### [Problem to solve]
Each entry below is to be extracted exactly.

### [Supplied material]
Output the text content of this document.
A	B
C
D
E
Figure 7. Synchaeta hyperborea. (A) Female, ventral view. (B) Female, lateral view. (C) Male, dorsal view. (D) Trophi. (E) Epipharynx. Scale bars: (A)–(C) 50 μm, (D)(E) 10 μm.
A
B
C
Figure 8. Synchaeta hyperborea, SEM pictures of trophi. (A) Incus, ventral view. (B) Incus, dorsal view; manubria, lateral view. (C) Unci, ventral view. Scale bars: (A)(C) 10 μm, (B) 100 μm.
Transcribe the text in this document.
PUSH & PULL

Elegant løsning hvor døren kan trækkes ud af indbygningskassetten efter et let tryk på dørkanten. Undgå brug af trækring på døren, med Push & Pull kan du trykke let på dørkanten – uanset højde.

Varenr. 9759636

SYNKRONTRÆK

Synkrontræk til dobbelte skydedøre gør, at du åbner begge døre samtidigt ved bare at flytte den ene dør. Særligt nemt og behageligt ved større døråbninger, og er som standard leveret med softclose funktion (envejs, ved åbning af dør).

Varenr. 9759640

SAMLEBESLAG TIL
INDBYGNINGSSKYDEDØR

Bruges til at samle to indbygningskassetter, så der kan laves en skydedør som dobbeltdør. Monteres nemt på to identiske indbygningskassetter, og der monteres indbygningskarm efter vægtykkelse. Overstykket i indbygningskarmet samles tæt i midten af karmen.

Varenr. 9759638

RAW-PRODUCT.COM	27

### [Solved exercise]
Output the text content of this document.
A	B
C
D
E
Figure 7. Synchaeta hyperborea. (A) Female, ventral view. (B) Female, lateral view. (C) Male, dorsal view. (D) Trophi. (E) Epipharynx. Scale bars: (A)–(C) 50 μm, (D)(E) 10 μm.
A
B
C
Figure 8. Synchaeta hyperborea, SEM pictures of trophi. (A) Incus, ventral view. (B) Incus, dorsal view; manubria, lateral view. (C) Unci, ventral view. Scale bars: (A)(C) 10 μm, (B) 100 μm.
Transcribe the text in this document.
PUSH & PULL

Elegant løsning hvor døren kan trækkes ud af indbygningskassetten efter et let tryk på dørkanten. Undgå brug af trækring på døren, med Push & Pull kan du trykke let på dørkanten – uanset højde.

Varenr. 9759636

SYNKRONTRÆK

Synkrontræk til dobbelte skydedøre gør, at du åbner begge døre samtidigt ved bare at flytte den ene dør. Særligt nemt og behageligt ved større døråbninger, og er som standard leveret med softclose funktion (envejs, ved åbning af dør).

Varenr. 9759640

SAMLEBESLAG TIL
INDBYGNINGSSKYDEDØR

Bruges til at samle to indbygningskassetter, så der kan laves en skydedør som dobbeltdør. Monteres nemt på to identiske indbygningskassetter, og der monteres indbygningskarm efter vægtykkelse. Overstykket i indbygningskarmet samles tæt i midten af karmen.

Varenr. 9759638

RAW-PRODUCT.COM	27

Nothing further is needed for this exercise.